(A block of data)

■ ■ ■

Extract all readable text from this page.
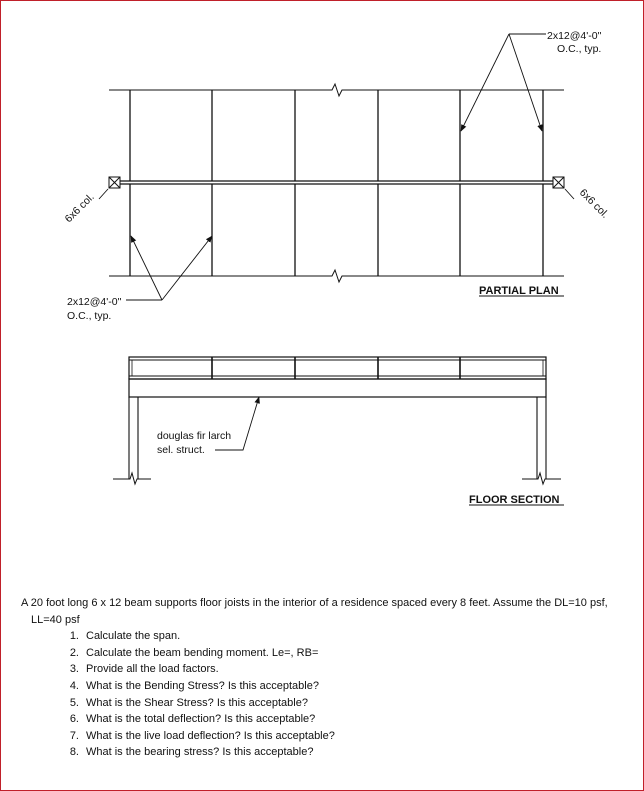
2x12@4'-0"
O.C., typ.
2x12@4'-0"
O.C., typ.
6x6 col.	6x6 col.
PARTIAL PLAN
douglas fir larch
sel. struct.
FLOOR SECTION

A 20 foot long 6 x 12 beam supports floor joists in the interior of a residence spaced every 8 feet. Assume the DL=10 psf, LL=40 psf

1. Calculate the span.
2. Calculate the beam bending moment. Le=, RB=
3. Provide all the load factors.
4. What is the Bending Stress? Is this acceptable?
5. What is the Shear Stress? Is this acceptable?
6. What is the total deflection? Is this acceptable?
7. What is the live load deflection? Is this acceptable?
8. What is the bearing stress? Is this acceptable?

■ ■ ■

WHAT YOU WILL DO: Omit every picture, and otherwise quote the entries exactly.

TASK RESULT:
Extract all readable text from this page.
2x12@4'-0"
O.C., typ.
2x12@4'-0"
O.C., typ.
6x6 col.	6x6 col.
PARTIAL PLAN
douglas fir larch
sel. struct.
FLOOR SECTION

A 20 foot long 6 x 12 beam supports floor joists in the interior of a residence spaced every 8 feet. Assume the DL=10 psf, LL=40 psf

1. Calculate the span.
2. Calculate the beam bending moment. Le=, RB=
3. Provide all the load factors.
4. What is the Bending Stress? Is this acceptable?
5. What is the Shear Stress? Is this acceptable?
6. What is the total deflection? Is this acceptable?
7. What is the live load deflection? Is this acceptable?
8. What is the bearing stress? Is this acceptable?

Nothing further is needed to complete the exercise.